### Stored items
* Begin *

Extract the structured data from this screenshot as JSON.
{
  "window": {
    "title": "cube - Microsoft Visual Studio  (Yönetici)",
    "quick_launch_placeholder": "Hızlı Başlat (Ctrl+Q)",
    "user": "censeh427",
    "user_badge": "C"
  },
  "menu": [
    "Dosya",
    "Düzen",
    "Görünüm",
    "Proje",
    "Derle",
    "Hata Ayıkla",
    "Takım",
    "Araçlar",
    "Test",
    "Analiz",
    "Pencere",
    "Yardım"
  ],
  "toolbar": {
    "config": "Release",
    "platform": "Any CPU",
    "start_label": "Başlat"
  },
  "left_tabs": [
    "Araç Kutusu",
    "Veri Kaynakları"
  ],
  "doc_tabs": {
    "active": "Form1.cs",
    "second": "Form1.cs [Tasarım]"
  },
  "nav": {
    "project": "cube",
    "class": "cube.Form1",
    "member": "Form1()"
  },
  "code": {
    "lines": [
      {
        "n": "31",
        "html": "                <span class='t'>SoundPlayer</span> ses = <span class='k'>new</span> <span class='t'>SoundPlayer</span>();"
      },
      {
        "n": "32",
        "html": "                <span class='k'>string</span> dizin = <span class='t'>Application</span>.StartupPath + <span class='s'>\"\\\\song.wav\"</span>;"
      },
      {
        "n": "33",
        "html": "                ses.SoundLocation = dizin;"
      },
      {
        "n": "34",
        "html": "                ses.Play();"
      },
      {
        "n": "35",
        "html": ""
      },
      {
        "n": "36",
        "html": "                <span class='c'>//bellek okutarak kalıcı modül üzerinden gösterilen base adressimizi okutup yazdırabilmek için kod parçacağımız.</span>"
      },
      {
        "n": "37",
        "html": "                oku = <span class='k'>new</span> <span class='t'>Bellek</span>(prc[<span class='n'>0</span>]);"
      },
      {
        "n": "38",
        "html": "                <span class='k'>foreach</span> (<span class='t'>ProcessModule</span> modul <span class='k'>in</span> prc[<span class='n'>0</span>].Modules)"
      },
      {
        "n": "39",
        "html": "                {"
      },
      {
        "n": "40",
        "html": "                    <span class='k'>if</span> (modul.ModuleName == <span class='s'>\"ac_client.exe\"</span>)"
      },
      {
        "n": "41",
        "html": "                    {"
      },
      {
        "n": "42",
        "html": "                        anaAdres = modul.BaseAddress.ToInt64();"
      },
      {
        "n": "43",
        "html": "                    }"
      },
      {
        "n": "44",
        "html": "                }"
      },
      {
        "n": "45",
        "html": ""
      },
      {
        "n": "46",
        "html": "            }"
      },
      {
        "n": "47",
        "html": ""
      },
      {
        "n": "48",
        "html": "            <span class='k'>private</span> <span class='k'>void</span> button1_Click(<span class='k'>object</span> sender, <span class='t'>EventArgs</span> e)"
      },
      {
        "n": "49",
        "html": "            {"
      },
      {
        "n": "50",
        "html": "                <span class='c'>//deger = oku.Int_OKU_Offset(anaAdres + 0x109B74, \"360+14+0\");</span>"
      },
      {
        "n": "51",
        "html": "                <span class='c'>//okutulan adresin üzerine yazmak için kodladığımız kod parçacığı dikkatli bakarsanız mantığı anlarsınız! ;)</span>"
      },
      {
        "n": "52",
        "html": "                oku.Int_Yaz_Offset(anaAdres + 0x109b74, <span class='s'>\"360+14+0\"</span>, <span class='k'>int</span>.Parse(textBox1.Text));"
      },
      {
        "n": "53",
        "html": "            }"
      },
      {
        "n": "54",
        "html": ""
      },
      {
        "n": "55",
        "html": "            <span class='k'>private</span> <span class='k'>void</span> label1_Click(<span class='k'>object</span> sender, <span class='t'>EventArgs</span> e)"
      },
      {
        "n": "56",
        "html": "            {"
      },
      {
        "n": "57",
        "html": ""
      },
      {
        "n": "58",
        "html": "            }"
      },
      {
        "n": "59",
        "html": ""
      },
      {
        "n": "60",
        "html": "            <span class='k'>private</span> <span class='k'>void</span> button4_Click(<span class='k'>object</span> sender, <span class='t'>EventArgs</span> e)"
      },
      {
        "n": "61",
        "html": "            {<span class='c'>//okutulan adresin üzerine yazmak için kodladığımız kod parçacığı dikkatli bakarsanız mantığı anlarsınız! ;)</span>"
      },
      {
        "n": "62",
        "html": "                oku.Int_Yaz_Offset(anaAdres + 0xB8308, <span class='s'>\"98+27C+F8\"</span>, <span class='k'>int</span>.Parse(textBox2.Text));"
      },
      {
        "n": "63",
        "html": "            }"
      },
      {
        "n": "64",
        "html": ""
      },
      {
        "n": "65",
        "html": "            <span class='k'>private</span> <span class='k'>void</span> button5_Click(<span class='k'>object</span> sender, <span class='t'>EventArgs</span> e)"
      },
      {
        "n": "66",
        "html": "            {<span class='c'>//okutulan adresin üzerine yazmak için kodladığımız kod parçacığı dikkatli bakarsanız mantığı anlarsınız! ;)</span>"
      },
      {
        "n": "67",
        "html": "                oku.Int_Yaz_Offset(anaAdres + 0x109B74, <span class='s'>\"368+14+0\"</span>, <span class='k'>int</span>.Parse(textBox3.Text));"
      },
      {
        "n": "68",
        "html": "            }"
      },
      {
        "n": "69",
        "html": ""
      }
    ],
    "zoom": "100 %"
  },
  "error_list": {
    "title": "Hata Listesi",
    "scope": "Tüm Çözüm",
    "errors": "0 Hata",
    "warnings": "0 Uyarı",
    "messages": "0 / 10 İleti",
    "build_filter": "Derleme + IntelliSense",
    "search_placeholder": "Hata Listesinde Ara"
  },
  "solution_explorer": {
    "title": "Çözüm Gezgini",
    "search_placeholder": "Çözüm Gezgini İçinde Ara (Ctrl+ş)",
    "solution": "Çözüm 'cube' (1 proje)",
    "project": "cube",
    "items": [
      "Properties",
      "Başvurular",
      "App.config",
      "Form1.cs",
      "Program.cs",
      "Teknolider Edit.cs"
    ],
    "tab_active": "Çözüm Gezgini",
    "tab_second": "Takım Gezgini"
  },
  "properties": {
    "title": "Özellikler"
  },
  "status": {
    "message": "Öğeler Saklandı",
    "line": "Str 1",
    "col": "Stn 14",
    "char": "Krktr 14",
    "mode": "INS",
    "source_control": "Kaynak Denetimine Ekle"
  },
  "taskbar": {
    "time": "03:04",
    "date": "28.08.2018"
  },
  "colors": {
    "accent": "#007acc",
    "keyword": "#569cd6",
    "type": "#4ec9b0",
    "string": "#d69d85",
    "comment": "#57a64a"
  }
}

* End *

### Do this
From the entries above, copy out every line where the string "Gezgini" appears.

### Full solution
    "title": "Çözüm Gezgini",
    "search_placeholder": "Çözüm Gezgini İçinde Ara (Ctrl+ş)",
    "tab_active": "Çözüm Gezgini",
    "tab_second": "Takım Gezgini"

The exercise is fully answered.